■ YOUR TASK
All entries below need to be written out exactly, but without their pictures.

____

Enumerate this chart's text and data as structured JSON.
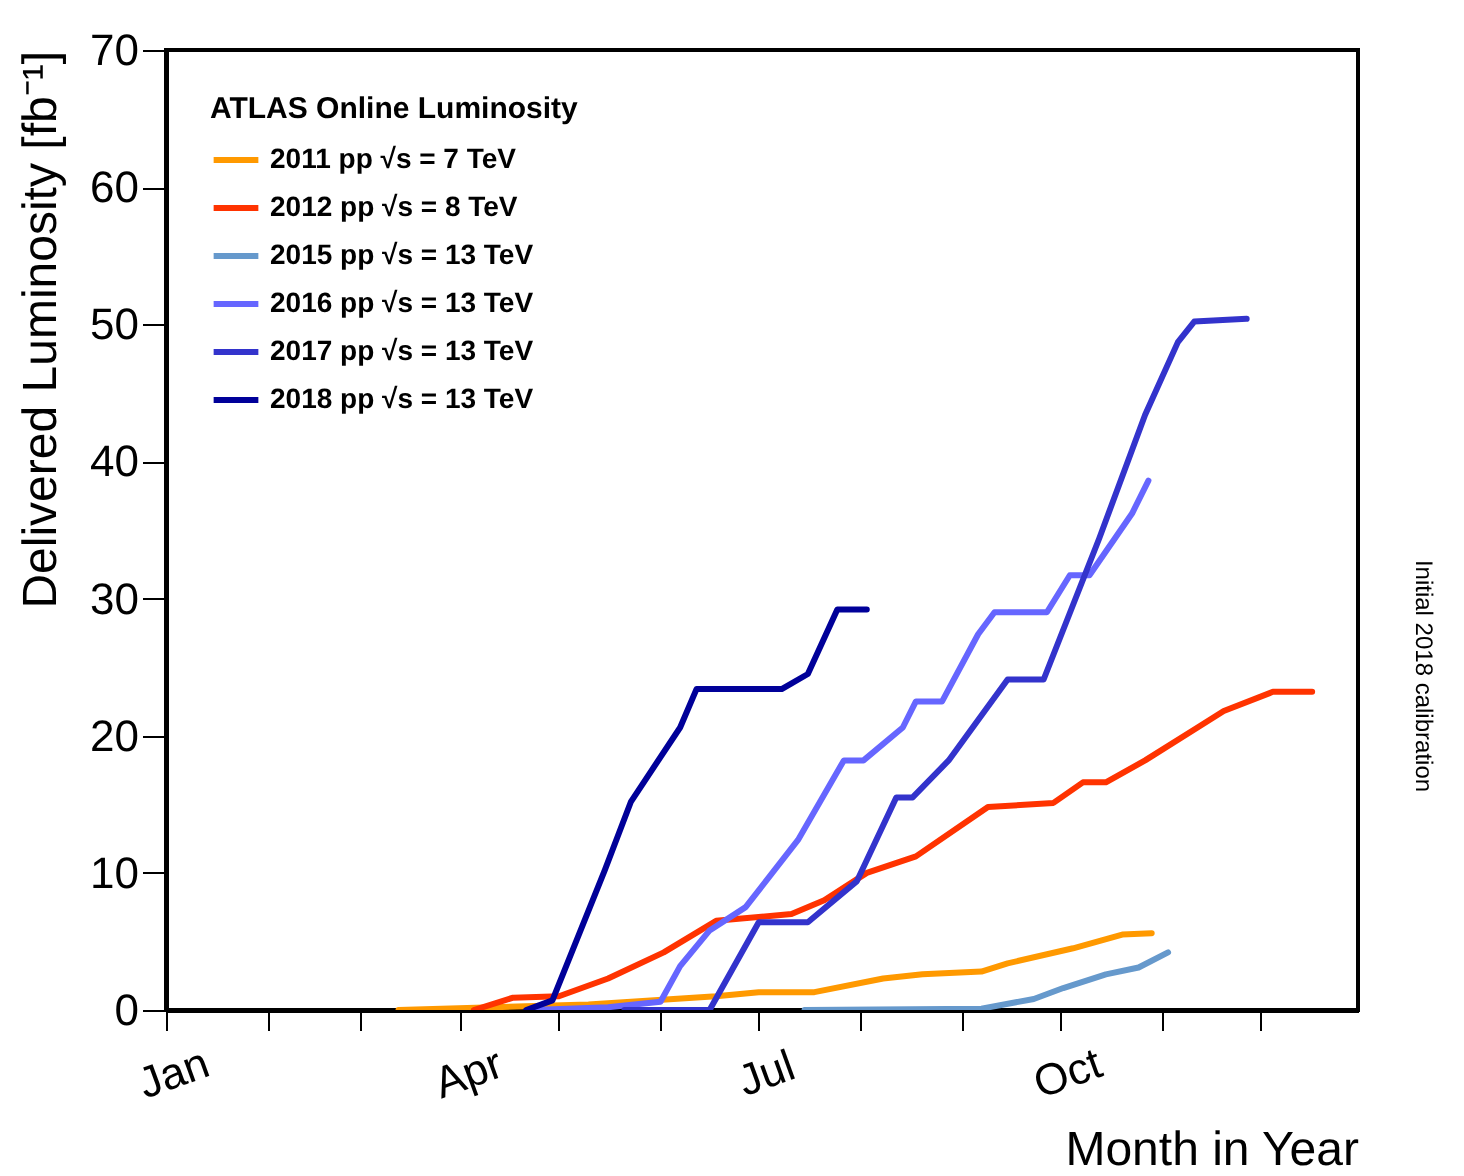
{
  "chart_data": {
    "type": "line",
    "xlabel": "Month in Year",
    "ylabel": "Delivered Luminosity [fb⁻¹]",
    "legend_title": "ATLAS Online Luminosity",
    "legend": "top left",
    "xlim": [
      "--01-01",
      "--12-31"
    ],
    "xticks": [
      {
        "value": "--01-01",
        "label": "Jan"
      },
      {
        "value": "--02-01",
        "label": null
      },
      {
        "value": "--03-01",
        "label": null
      },
      {
        "value": "--04-01",
        "label": "Apr"
      },
      {
        "value": "--05-01",
        "label": null
      },
      {
        "value": "--06-01",
        "label": null
      },
      {
        "value": "--07-01",
        "label": "Jul"
      },
      {
        "value": "--08-01",
        "label": null
      },
      {
        "value": "--09-01",
        "label": null
      },
      {
        "value": "--10-01",
        "label": "Oct"
      },
      {
        "value": "--11-01",
        "label": null
      },
      {
        "value": "--12-01",
        "label": null
      }
    ],
    "ylim": [
      0,
      70
    ],
    "yticks": [
      0,
      10,
      20,
      30,
      40,
      50,
      60,
      70
    ],
    "annotations": [
      "Initial 2018 calibration"
    ],
    "series": [
      {
        "name": "2011 pp   √s = 7 TeV",
        "color": "#ff9900",
        "x": [
          "--03-13",
          "--05-10",
          "--06-18",
          "--07-01",
          "--07-18",
          "--08-08",
          "--08-20",
          "--09-07",
          "--09-15",
          "--10-05",
          "--10-20",
          "--10-29"
        ],
        "values": [
          0,
          0.4,
          1.0,
          1.3,
          1.3,
          2.3,
          2.6,
          2.8,
          3.4,
          4.5,
          5.5,
          5.6
        ]
      },
      {
        "name": "2012 pp   √s = 8 TeV",
        "color": "#ff3300",
        "x": [
          "--04-05",
          "--04-17",
          "--05-01",
          "--05-16",
          "--06-02",
          "--06-18",
          "--07-11",
          "--07-21",
          "--08-03",
          "--08-18",
          "--09-09",
          "--09-29",
          "--10-08",
          "--10-15",
          "--10-27",
          "--11-12",
          "--11-20",
          "--12-05",
          "--12-17"
        ],
        "values": [
          0,
          0.9,
          1.0,
          2.3,
          4.2,
          6.5,
          7.0,
          8.0,
          10.0,
          11.2,
          14.8,
          15.1,
          16.6,
          16.6,
          18.2,
          20.6,
          21.8,
          23.2,
          23.2
        ]
      },
      {
        "name": "2015 pp   √s = 13 TeV",
        "color": "#6699cc",
        "x": [
          "--07-15",
          "--09-07",
          "--09-23",
          "--10-02",
          "--10-15",
          "--10-25",
          "--11-03"
        ],
        "values": [
          0,
          0.1,
          0.8,
          1.6,
          2.6,
          3.1,
          4.2
        ]
      },
      {
        "name": "2016 pp   √s = 13 TeV",
        "color": "#6666ff",
        "x": [
          "--04-23",
          "--05-16",
          "--06-01",
          "--06-07",
          "--06-16",
          "--06-27",
          "--07-13",
          "--07-27",
          "--08-02",
          "--08-14",
          "--08-18",
          "--08-26",
          "--09-06",
          "--09-11",
          "--09-27",
          "--10-04",
          "--10-10",
          "--10-23",
          "--10-28"
        ],
        "values": [
          0,
          0.2,
          0.6,
          3.2,
          5.8,
          7.5,
          12.4,
          18.2,
          18.2,
          20.6,
          22.5,
          22.5,
          27.4,
          29.0,
          29.0,
          31.7,
          31.7,
          36.2,
          38.6
        ]
      },
      {
        "name": "2017 pp   √s = 13 TeV",
        "color": "#3333cc",
        "x": [
          "--05-21",
          "--06-16",
          "--07-01",
          "--07-16",
          "--07-31",
          "--08-12",
          "--08-17",
          "--08-28",
          "--09-15",
          "--09-26",
          "--10-13",
          "--10-27",
          "--11-06",
          "--11-11",
          "--11-27"
        ],
        "values": [
          0,
          0,
          6.4,
          6.4,
          9.4,
          15.5,
          15.5,
          18.2,
          24.1,
          24.1,
          34.4,
          43.4,
          48.7,
          50.2,
          50.4
        ]
      },
      {
        "name": "2018 pp   √s = 13 TeV",
        "color": "#000099",
        "x": [
          "--04-21",
          "--04-29",
          "--05-15",
          "--05-23",
          "--06-07",
          "--06-12",
          "--07-08",
          "--07-16",
          "--07-25",
          "--08-03"
        ],
        "values": [
          0,
          0.7,
          10.2,
          15.2,
          20.6,
          23.4,
          23.4,
          24.5,
          29.2,
          29.2
        ]
      }
    ]
  }
}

____

■ IN RESPONSE
Enumerate this chart's text and data as structured JSON.
{
  "chart_data": {
    "type": "line",
    "xlabel": "Month in Year",
    "ylabel": "Delivered Luminosity [fb⁻¹]",
    "legend_title": "ATLAS Online Luminosity",
    "legend": "top left",
    "xlim": [
      "--01-01",
      "--12-31"
    ],
    "xticks": [
      {
        "value": "--01-01",
        "label": "Jan"
      },
      {
        "value": "--02-01",
        "label": null
      },
      {
        "value": "--03-01",
        "label": null
      },
      {
        "value": "--04-01",
        "label": "Apr"
      },
      {
        "value": "--05-01",
        "label": null
      },
      {
        "value": "--06-01",
        "label": null
      },
      {
        "value": "--07-01",
        "label": "Jul"
      },
      {
        "value": "--08-01",
        "label": null
      },
      {
        "value": "--09-01",
        "label": null
      },
      {
        "value": "--10-01",
        "label": "Oct"
      },
      {
        "value": "--11-01",
        "label": null
      },
      {
        "value": "--12-01",
        "label": null
      }
    ],
    "ylim": [
      0,
      70
    ],
    "yticks": [
      0,
      10,
      20,
      30,
      40,
      50,
      60,
      70
    ],
    "annotations": [
      "Initial 2018 calibration"
    ],
    "series": [
      {
        "name": "2011 pp   √s = 7 TeV",
        "color": "#ff9900",
        "x": [
          "--03-13",
          "--05-10",
          "--06-18",
          "--07-01",
          "--07-18",
          "--08-08",
          "--08-20",
          "--09-07",
          "--09-15",
          "--10-05",
          "--10-20",
          "--10-29"
        ],
        "values": [
          0,
          0.4,
          1.0,
          1.3,
          1.3,
          2.3,
          2.6,
          2.8,
          3.4,
          4.5,
          5.5,
          5.6
        ]
      },
      {
        "name": "2012 pp   √s = 8 TeV",
        "color": "#ff3300",
        "x": [
          "--04-05",
          "--04-17",
          "--05-01",
          "--05-16",
          "--06-02",
          "--06-18",
          "--07-11",
          "--07-21",
          "--08-03",
          "--08-18",
          "--09-09",
          "--09-29",
          "--10-08",
          "--10-15",
          "--10-27",
          "--11-12",
          "--11-20",
          "--12-05",
          "--12-17"
        ],
        "values": [
          0,
          0.9,
          1.0,
          2.3,
          4.2,
          6.5,
          7.0,
          8.0,
          10.0,
          11.2,
          14.8,
          15.1,
          16.6,
          16.6,
          18.2,
          20.6,
          21.8,
          23.2,
          23.2
        ]
      },
      {
        "name": "2015 pp   √s = 13 TeV",
        "color": "#6699cc",
        "x": [
          "--07-15",
          "--09-07",
          "--09-23",
          "--10-02",
          "--10-15",
          "--10-25",
          "--11-03"
        ],
        "values": [
          0,
          0.1,
          0.8,
          1.6,
          2.6,
          3.1,
          4.2
        ]
      },
      {
        "name": "2016 pp   √s = 13 TeV",
        "color": "#6666ff",
        "x": [
          "--04-23",
          "--05-16",
          "--06-01",
          "--06-07",
          "--06-16",
          "--06-27",
          "--07-13",
          "--07-27",
          "--08-02",
          "--08-14",
          "--08-18",
          "--08-26",
          "--09-06",
          "--09-11",
          "--09-27",
          "--10-04",
          "--10-10",
          "--10-23",
          "--10-28"
        ],
        "values": [
          0,
          0.2,
          0.6,
          3.2,
          5.8,
          7.5,
          12.4,
          18.2,
          18.2,
          20.6,
          22.5,
          22.5,
          27.4,
          29.0,
          29.0,
          31.7,
          31.7,
          36.2,
          38.6
        ]
      },
      {
        "name": "2017 pp   √s = 13 TeV",
        "color": "#3333cc",
        "x": [
          "--05-21",
          "--06-16",
          "--07-01",
          "--07-16",
          "--07-31",
          "--08-12",
          "--08-17",
          "--08-28",
          "--09-15",
          "--09-26",
          "--10-13",
          "--10-27",
          "--11-06",
          "--11-11",
          "--11-27"
        ],
        "values": [
          0,
          0,
          6.4,
          6.4,
          9.4,
          15.5,
          15.5,
          18.2,
          24.1,
          24.1,
          34.4,
          43.4,
          48.7,
          50.2,
          50.4
        ]
      },
      {
        "name": "2018 pp   √s = 13 TeV",
        "color": "#000099",
        "x": [
          "--04-21",
          "--04-29",
          "--05-15",
          "--05-23",
          "--06-07",
          "--06-12",
          "--07-08",
          "--07-16",
          "--07-25",
          "--08-03"
        ],
        "values": [
          0,
          0.7,
          10.2,
          15.2,
          20.6,
          23.4,
          23.4,
          24.5,
          29.2,
          29.2
        ]
      }
    ]
  }
}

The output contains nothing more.